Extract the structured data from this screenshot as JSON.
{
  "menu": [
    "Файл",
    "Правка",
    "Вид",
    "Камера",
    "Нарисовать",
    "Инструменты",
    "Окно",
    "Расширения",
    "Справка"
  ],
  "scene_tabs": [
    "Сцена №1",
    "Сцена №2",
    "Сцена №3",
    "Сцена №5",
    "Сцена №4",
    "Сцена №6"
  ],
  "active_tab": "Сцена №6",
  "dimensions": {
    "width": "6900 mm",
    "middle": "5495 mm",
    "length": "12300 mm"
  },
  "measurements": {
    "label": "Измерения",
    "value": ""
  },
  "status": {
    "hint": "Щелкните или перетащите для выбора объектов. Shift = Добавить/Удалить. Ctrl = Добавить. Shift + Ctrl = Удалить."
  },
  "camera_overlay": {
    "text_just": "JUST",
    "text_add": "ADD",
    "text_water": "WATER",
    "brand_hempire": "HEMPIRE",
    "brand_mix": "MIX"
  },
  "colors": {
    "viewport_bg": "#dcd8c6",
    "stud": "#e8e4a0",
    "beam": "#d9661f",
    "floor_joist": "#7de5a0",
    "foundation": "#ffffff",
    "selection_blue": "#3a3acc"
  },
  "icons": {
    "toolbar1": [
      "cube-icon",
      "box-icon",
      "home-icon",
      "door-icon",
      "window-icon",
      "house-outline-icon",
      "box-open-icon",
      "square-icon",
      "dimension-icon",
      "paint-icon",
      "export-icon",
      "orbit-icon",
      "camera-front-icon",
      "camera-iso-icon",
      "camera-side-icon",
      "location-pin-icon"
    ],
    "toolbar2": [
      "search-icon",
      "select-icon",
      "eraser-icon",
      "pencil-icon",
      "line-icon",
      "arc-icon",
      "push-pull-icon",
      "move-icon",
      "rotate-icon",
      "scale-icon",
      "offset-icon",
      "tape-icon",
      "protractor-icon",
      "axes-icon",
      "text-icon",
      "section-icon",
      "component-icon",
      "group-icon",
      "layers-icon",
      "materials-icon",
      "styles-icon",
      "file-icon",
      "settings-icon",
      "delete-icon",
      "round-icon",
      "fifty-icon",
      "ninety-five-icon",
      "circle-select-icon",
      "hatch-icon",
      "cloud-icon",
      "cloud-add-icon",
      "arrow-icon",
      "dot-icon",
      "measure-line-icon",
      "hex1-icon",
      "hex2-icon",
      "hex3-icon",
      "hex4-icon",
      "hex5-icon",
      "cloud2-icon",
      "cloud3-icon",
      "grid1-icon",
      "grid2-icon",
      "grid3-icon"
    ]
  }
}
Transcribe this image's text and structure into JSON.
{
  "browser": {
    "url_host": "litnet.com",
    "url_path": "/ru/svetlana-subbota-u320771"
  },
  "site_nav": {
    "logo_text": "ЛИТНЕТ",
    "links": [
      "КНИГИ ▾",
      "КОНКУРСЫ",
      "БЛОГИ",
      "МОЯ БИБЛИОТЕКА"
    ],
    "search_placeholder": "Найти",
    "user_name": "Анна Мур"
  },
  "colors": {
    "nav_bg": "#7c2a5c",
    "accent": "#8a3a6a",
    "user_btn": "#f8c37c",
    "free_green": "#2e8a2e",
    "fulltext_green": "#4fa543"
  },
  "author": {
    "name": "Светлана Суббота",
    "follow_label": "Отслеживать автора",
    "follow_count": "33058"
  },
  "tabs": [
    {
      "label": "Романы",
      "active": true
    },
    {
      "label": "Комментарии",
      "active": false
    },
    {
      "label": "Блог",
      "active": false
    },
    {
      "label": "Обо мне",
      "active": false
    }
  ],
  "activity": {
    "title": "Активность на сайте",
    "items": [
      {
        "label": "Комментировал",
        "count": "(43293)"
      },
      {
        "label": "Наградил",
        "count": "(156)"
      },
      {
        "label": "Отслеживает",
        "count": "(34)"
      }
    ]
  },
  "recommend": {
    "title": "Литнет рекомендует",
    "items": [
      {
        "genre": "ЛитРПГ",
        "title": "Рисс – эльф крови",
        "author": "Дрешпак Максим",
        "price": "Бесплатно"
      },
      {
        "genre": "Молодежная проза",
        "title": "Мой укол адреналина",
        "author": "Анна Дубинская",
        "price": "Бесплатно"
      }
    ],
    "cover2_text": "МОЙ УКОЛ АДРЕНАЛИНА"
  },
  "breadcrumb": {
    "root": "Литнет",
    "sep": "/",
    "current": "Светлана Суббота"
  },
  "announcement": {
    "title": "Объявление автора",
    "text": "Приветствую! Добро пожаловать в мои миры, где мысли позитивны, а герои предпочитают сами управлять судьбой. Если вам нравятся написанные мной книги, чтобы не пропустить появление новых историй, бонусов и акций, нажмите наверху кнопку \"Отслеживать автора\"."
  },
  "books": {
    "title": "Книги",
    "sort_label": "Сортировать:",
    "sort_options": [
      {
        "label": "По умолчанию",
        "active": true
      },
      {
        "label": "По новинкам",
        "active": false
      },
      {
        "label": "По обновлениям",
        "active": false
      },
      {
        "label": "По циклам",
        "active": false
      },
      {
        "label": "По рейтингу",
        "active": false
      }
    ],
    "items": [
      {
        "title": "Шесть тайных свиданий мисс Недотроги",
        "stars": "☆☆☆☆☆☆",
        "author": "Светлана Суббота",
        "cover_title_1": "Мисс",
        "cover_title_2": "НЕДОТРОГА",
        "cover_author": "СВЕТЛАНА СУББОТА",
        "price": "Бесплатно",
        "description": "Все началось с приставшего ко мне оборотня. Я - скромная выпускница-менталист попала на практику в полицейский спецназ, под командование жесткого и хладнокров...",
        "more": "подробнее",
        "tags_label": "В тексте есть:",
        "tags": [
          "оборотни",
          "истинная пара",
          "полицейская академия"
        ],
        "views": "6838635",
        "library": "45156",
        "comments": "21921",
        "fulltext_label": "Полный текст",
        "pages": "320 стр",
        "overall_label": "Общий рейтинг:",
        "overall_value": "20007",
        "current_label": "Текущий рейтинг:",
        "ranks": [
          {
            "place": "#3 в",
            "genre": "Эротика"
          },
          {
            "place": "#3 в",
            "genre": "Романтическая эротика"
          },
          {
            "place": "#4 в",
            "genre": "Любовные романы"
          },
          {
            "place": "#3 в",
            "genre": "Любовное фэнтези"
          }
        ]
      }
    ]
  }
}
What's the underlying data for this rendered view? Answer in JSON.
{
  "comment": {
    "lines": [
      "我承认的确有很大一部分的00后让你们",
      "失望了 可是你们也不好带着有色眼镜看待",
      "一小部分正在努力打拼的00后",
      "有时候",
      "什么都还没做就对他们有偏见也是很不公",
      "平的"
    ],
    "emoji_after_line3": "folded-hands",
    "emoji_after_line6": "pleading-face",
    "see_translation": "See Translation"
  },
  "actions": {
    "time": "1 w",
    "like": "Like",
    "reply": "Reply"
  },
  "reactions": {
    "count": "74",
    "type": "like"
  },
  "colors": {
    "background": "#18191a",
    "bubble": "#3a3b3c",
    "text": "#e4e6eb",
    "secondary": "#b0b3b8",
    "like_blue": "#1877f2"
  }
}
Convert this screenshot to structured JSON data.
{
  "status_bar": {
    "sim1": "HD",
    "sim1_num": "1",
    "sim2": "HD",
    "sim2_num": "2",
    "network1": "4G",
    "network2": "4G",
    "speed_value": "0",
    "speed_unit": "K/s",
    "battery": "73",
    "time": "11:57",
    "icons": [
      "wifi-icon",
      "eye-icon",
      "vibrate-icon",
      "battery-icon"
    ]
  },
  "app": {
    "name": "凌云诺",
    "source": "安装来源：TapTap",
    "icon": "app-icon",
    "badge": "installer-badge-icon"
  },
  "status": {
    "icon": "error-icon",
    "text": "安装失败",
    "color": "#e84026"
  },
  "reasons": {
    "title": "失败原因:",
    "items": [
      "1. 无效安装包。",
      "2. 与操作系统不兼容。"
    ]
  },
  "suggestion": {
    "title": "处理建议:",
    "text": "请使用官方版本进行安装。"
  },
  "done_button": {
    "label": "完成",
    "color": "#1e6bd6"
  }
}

Given request -
Set down exactly what runs from the line with "Convert this screenshot" to the last line of the data above, including both of those lines and no others.

Exercise response -
Convert this screenshot to structured JSON data.
{
  "status_bar": {
    "sim1": "HD",
    "sim1_num": "1",
    "sim2": "HD",
    "sim2_num": "2",
    "network1": "4G",
    "network2": "4G",
    "speed_value": "0",
    "speed_unit": "K/s",
    "battery": "73",
    "time": "11:57",
    "icons": [
      "wifi-icon",
      "eye-icon",
      "vibrate-icon",
      "battery-icon"
    ]
  },
  "app": {
    "name": "凌云诺",
    "source": "安装来源：TapTap",
    "icon": "app-icon",
    "badge": "installer-badge-icon"
  },
  "status": {
    "icon": "error-icon",
    "text": "安装失败",
    "color": "#e84026"
  },
  "reasons": {
    "title": "失败原因:",
    "items": [
      "1. 无效安装包。",
      "2. 与操作系统不兼容。"
    ]
  },
  "suggestion": {
    "title": "处理建议:",
    "text": "请使用官方版本进行安装。"
  },
  "done_button": {
    "label": "完成",
    "color": "#1e6bd6"
  }
}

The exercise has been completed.